What the exercise asks: Convert the entries into a JSON list of strings, one string per line with blank lines omitted, starting at the first line of the entries and ending at the line that contains "category-label: Bahn — [68, 273, 103, 290]".

Data provided:

● ● ● ● ● ● ●

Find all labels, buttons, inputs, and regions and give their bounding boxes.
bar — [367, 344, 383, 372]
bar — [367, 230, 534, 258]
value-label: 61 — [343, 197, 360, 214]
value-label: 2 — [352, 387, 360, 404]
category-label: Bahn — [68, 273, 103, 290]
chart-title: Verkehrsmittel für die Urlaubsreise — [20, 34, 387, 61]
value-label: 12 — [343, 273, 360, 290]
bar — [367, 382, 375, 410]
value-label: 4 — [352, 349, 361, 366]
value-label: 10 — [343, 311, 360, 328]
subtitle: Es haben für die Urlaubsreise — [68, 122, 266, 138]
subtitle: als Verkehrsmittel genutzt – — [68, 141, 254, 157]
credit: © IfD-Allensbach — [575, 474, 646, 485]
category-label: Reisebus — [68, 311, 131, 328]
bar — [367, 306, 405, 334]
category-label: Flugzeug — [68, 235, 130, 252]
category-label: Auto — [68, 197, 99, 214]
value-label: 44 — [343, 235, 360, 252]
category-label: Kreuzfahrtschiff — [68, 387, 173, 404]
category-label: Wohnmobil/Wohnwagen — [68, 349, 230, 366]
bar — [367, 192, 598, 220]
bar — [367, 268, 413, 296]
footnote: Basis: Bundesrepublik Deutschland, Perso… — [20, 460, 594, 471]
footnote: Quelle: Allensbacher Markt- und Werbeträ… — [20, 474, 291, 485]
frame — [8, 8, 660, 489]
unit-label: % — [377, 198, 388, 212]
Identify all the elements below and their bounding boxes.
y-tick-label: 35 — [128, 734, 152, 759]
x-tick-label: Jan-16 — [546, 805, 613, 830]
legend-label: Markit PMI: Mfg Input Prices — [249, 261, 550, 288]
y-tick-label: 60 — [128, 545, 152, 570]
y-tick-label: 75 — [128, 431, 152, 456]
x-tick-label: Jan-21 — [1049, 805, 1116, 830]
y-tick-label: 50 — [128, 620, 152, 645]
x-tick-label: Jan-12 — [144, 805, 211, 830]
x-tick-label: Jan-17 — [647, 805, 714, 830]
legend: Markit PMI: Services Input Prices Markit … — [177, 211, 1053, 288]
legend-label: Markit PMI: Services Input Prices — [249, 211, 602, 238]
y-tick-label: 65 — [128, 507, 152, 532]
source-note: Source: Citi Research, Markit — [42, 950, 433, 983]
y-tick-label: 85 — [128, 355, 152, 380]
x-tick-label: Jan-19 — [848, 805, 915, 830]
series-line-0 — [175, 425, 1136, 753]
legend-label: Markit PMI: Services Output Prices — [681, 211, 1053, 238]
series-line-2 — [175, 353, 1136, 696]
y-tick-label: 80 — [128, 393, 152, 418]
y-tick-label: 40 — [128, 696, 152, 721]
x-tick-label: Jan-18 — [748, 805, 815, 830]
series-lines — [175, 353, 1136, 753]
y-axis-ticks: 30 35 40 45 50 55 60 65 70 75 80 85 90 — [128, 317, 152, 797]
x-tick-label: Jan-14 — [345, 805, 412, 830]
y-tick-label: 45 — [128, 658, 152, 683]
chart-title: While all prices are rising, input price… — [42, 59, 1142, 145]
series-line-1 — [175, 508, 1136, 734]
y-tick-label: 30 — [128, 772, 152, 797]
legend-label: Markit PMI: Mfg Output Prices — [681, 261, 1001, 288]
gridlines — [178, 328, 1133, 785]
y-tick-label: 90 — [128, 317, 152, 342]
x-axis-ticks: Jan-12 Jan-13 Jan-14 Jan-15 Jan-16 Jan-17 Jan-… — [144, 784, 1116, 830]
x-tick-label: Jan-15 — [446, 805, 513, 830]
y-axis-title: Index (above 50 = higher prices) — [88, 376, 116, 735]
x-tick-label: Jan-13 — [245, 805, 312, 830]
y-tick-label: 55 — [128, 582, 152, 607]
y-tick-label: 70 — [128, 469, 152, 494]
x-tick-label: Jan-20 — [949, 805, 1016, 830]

● ● ● ● ● ● ●

Task answer:
[
  "Find all labels, buttons, inputs, and regions and give their bounding boxes.",
  "bar — [367, 344, 383, 372]",
  "bar — [367, 230, 534, 258]",
  "value-label: 61 — [343, 197, 360, 214]",
  "value-label: 2 — [352, 387, 360, 404]",
  "category-label: Bahn — [68, 273, 103, 290]"
]